---------- Фрагмент источника
До встречи с Константином Наумовичем у меня был еще один «грузинский роман».

…Он появился в дверях ресторана, где мы обедали с Лилей Сухаревской. Тонкий, как хлыст, злой, бешеный, неукротимый и неизъяснимо прекрасный.

— Не смотри, не смотри на него, — отчаянно шептала мне Лиля, — не то опять влюбишься.

Но было уже поздно. Я подняла глаза: «И загадочных древних ликов на меня поглядели очи». Прекрасные синие, невозможно синие глаза властно устремили на меня свой взор, и я, как лунатик, поплелась за ним на край света. «Край света» находился в запыленном номере гостиницы, где он запер меня на ключ, а сам исчез, казалось, навеки.

— Где ты был так долго? — спросила я робко, когда он наконец появился, и получила увесистую затрещину.

«Как хорошо, — подумала я, — я буду его тенью, рабой, травинкой, а он моим господином».

Между тем мой повелитель вновь и вновь исчезал,

а я, Лидия Смирнова, та, о которой говорили, что ее энергия айсберг растопит, покорно и безропотно его ждала. И чтобы уж совсем не скучать, переписывала протоколы партийных собраний, продолжая в душе разыгрывать свой сериал рабыни Изауры. Ах, если бы еще уснул и мой трезвый, насмешливый ум! А он однажды шепнул мне на ушко: «А не затянулся ли спектакль? И где же все-таки пропадает твой хозяин?»
--------------------
---------- Фрагмент набора данных
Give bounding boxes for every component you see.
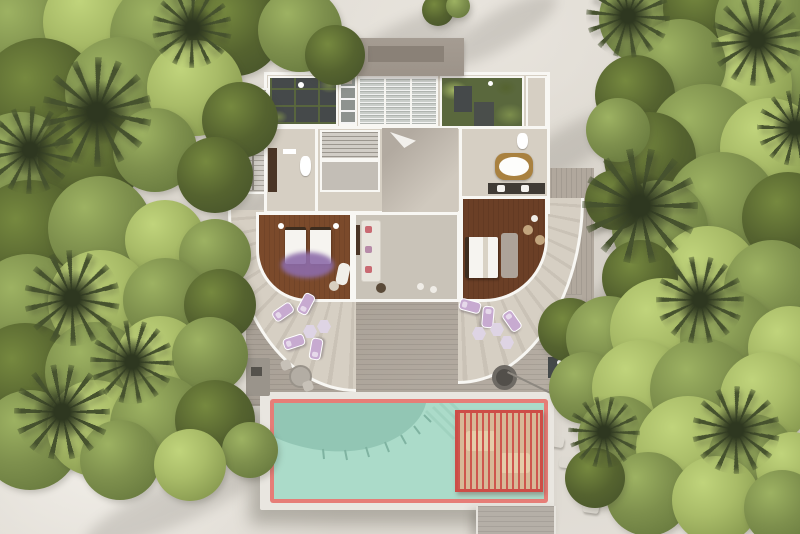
--------------------
» Необходимые действия:
[a] Что, согласно фрагменту источника, переписывала Лидия Смирнова, чтобы совсем не скучать?
[b] Продублируйте отрывок из фрагмента источника, начиная со слов «До встречи с» и далее до слов «то опять влюбишься.» включительно.

» Ответы к упражнению:
[a] Протоколы партийных собраний.

[b]
До встречи с Константином Наумовичем у меня был еще один «грузинский роман».

…Он появился в дверях ресторана, где мы обедали с Лилей Сухаревской. Тонкий, как хлыст, злой, бешеный, неукротимый и неизъяснимо прекрасный.

— Не смотри, не смотри на него, — отчаянно шептала мне Лиля, — не то опять влюбишься.